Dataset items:
☆ ☆ ☆
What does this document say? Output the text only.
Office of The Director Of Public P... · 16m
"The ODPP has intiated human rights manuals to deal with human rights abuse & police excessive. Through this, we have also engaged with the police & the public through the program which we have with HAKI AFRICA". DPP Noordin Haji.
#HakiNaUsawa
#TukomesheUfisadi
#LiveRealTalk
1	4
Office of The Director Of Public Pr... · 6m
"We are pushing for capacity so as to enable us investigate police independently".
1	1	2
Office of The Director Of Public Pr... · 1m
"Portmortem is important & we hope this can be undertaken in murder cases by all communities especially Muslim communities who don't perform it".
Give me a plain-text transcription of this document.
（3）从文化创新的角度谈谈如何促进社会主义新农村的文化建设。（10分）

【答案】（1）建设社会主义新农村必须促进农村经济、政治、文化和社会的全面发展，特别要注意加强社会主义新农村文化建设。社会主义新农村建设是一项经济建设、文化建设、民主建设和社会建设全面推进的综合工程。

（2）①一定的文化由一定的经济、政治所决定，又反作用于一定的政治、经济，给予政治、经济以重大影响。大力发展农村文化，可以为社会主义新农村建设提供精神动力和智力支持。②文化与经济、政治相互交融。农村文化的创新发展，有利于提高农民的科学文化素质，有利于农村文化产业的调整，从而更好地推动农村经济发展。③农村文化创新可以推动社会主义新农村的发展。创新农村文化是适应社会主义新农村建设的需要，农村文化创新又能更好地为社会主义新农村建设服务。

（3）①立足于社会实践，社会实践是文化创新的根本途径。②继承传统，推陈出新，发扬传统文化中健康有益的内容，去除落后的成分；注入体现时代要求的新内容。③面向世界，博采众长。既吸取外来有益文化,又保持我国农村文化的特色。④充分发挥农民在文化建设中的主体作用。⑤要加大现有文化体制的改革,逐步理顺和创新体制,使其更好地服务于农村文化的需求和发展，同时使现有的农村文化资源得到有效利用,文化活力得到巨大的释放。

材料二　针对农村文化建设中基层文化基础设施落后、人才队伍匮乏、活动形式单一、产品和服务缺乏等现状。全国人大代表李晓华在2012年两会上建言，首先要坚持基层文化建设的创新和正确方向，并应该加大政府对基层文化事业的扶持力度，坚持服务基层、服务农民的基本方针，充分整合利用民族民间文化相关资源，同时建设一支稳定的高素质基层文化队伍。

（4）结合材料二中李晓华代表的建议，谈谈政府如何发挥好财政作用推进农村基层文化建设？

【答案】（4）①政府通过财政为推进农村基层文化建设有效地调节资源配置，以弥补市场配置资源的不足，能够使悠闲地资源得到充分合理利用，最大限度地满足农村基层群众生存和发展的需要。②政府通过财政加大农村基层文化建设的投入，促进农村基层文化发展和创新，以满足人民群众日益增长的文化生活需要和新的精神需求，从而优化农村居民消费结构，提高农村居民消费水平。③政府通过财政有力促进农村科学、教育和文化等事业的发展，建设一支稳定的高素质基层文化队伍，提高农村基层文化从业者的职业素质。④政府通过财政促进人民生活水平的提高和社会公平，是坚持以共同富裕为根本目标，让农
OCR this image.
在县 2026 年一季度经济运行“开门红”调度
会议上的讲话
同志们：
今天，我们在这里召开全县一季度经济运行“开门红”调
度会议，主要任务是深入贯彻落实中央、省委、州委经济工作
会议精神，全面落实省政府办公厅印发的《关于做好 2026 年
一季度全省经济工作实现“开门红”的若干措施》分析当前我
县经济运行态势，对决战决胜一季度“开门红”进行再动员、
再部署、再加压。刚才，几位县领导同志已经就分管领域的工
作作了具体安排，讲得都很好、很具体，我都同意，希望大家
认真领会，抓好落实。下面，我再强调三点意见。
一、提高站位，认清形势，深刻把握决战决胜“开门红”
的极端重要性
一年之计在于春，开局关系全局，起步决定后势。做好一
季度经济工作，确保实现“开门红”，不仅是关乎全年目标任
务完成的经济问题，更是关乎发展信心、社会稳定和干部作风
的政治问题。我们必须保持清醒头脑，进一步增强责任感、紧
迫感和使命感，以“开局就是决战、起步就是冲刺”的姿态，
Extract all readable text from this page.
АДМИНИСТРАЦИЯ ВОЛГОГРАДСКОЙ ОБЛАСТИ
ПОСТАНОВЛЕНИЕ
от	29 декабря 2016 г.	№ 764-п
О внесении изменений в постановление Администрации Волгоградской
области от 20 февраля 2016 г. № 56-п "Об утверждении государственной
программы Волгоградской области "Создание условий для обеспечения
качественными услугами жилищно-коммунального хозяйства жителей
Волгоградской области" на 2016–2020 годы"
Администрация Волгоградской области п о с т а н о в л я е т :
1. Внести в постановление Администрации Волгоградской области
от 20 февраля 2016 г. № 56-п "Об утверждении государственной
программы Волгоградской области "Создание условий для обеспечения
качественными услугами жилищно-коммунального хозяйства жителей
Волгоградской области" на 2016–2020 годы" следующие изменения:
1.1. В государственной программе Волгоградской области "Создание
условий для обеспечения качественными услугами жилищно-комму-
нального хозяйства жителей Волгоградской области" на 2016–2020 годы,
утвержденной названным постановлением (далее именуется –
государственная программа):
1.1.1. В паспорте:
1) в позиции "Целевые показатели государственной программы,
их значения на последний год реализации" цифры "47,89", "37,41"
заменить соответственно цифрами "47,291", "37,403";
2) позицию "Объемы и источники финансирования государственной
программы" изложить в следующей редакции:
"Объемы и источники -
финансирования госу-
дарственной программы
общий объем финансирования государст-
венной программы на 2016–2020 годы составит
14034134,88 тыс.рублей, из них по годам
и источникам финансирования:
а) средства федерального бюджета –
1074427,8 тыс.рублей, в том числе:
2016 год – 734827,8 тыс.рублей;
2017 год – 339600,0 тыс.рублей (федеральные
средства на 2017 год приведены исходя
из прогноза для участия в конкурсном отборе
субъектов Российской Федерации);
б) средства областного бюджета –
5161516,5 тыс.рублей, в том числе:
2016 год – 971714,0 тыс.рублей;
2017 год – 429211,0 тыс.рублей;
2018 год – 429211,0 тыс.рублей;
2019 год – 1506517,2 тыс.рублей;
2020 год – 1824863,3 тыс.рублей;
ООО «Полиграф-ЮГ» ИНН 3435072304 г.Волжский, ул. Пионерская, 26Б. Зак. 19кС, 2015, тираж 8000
☆ ☆ ☆
Please repeat the material above, word for word and in full.

What does this document say? Output the text only.
Office of The Director Of Public P... · 16m
"The ODPP has intiated human rights manuals to deal with human rights abuse & police excessive. Through this, we have also engaged with the police & the public through the program which we have with HAKI AFRICA". DPP Noordin Haji.
#HakiNaUsawa
#TukomesheUfisadi
#LiveRealTalk
1	4
Office of The Director Of Public Pr... · 6m
"We are pushing for capacity so as to enable us investigate police independently".
1	1	2
Office of The Director Of Public Pr... · 1m
"Portmortem is important & we hope this can be undertaken in murder cases by all communities especially Muslim communities who don't perform it".
Give me a plain-text transcription of this document.
（3）从文化创新的角度谈谈如何促进社会主义新农村的文化建设。（10分）

【答案】（1）建设社会主义新农村必须促进农村经济、政治、文化和社会的全面发展，特别要注意加强社会主义新农村文化建设。社会主义新农村建设是一项经济建设、文化建设、民主建设和社会建设全面推进的综合工程。

（2）①一定的文化由一定的经济、政治所决定，又反作用于一定的政治、经济，给予政治、经济以重大影响。大力发展农村文化，可以为社会主义新农村建设提供精神动力和智力支持。②文化与经济、政治相互交融。农村文化的创新发展，有利于提高农民的科学文化素质，有利于农村文化产业的调整，从而更好地推动农村经济发展。③农村文化创新可以推动社会主义新农村的发展。创新农村文化是适应社会主义新农村建设的需要，农村文化创新又能更好地为社会主义新农村建设服务。

（3）①立足于社会实践，社会实践是文化创新的根本途径。②继承传统，推陈出新，发扬传统文化中健康有益的内容，去除落后的成分；注入体现时代要求的新内容。③面向世界，博采众长。既吸取外来有益文化,又保持我国农村文化的特色。④充分发挥农民在文化建设中的主体作用。⑤要加大现有文化体制的改革,逐步理顺和创新体制,使其更好地服务于农村文化的需求和发展，同时使现有的农村文化资源得到有效利用,文化活力得到巨大的释放。

材料二　针对农村文化建设中基层文化基础设施落后、人才队伍匮乏、活动形式单一、产品和服务缺乏等现状。全国人大代表李晓华在2012年两会上建言，首先要坚持基层文化建设的创新和正确方向，并应该加大政府对基层文化事业的扶持力度，坚持服务基层、服务农民的基本方针，充分整合利用民族民间文化相关资源，同时建设一支稳定的高素质基层文化队伍。

（4）结合材料二中李晓华代表的建议，谈谈政府如何发挥好财政作用推进农村基层文化建设？

【答案】（4）①政府通过财政为推进农村基层文化建设有效地调节资源配置，以弥补市场配置资源的不足，能够使悠闲地资源得到充分合理利用，最大限度地满足农村基层群众生存和发展的需要。②政府通过财政加大农村基层文化建设的投入，促进农村基层文化发展和创新，以满足人民群众日益增长的文化生活需要和新的精神需求，从而优化农村居民消费结构，提高农村居民消费水平。③政府通过财政有力促进农村科学、教育和文化等事业的发展，建设一支稳定的高素质基层文化队伍，提高农村基层文化从业者的职业素质。④政府通过财政促进人民生活水平的提高和社会公平，是坚持以共同富裕为根本目标，让农
OCR this image.
在县 2026 年一季度经济运行“开门红”调度
会议上的讲话
同志们：
今天，我们在这里召开全县一季度经济运行“开门红”调
度会议，主要任务是深入贯彻落实中央、省委、州委经济工作
会议精神，全面落实省政府办公厅印发的《关于做好 2026 年
一季度全省经济工作实现“开门红”的若干措施》分析当前我
县经济运行态势，对决战决胜一季度“开门红”进行再动员、
再部署、再加压。刚才，几位县领导同志已经就分管领域的工
作作了具体安排，讲得都很好、很具体，我都同意，希望大家
认真领会，抓好落实。下面，我再强调三点意见。
一、提高站位，认清形势，深刻把握决战决胜“开门红”
的极端重要性
一年之计在于春，开局关系全局，起步决定后势。做好一
季度经济工作，确保实现“开门红”，不仅是关乎全年目标任
务完成的经济问题，更是关乎发展信心、社会稳定和干部作风
的政治问题。我们必须保持清醒头脑，进一步增强责任感、紧
迫感和使命感，以“开局就是决战、起步就是冲刺”的姿态，
Extract all readable text from this page.
АДМИНИСТРАЦИЯ ВОЛГОГРАДСКОЙ ОБЛАСТИ
ПОСТАНОВЛЕНИЕ
от	29 декабря 2016 г.	№ 764-п
О внесении изменений в постановление Администрации Волгоградской
области от 20 февраля 2016 г. № 56-п "Об утверждении государственной
программы Волгоградской области "Создание условий для обеспечения
качественными услугами жилищно-коммунального хозяйства жителей
Волгоградской области" на 2016–2020 годы"
Администрация Волгоградской области п о с т а н о в л я е т :
1. Внести в постановление Администрации Волгоградской области
от 20 февраля 2016 г. № 56-п "Об утверждении государственной
программы Волгоградской области "Создание условий для обеспечения
качественными услугами жилищно-коммунального хозяйства жителей
Волгоградской области" на 2016–2020 годы" следующие изменения:
1.1. В государственной программе Волгоградской области "Создание
условий для обеспечения качественными услугами жилищно-комму-
нального хозяйства жителей Волгоградской области" на 2016–2020 годы,
утвержденной названным постановлением (далее именуется –
государственная программа):
1.1.1. В паспорте:
1) в позиции "Целевые показатели государственной программы,
их значения на последний год реализации" цифры "47,89", "37,41"
заменить соответственно цифрами "47,291", "37,403";
2) позицию "Объемы и источники финансирования государственной
программы" изложить в следующей редакции:
"Объемы и источники -
финансирования госу-
дарственной программы
общий объем финансирования государст-
венной программы на 2016–2020 годы составит
14034134,88 тыс.рублей, из них по годам
и источникам финансирования:
а) средства федерального бюджета –
1074427,8 тыс.рублей, в том числе:
2016 год – 734827,8 тыс.рублей;
2017 год – 339600,0 тыс.рублей (федеральные
средства на 2017 год приведены исходя
из прогноза для участия в конкурсном отборе
субъектов Российской Федерации);
б) средства областного бюджета –
5161516,5 тыс.рублей, в том числе:
2016 год – 971714,0 тыс.рублей;
2017 год – 429211,0 тыс.рублей;
2018 год – 429211,0 тыс.рублей;
2019 год – 1506517,2 тыс.рублей;
2020 год – 1824863,3 тыс.рублей;
ООО «Полиграф-ЮГ» ИНН 3435072304 г.Волжский, ул. Пионерская, 26Б. Зак. 19кС, 2015, тираж 8000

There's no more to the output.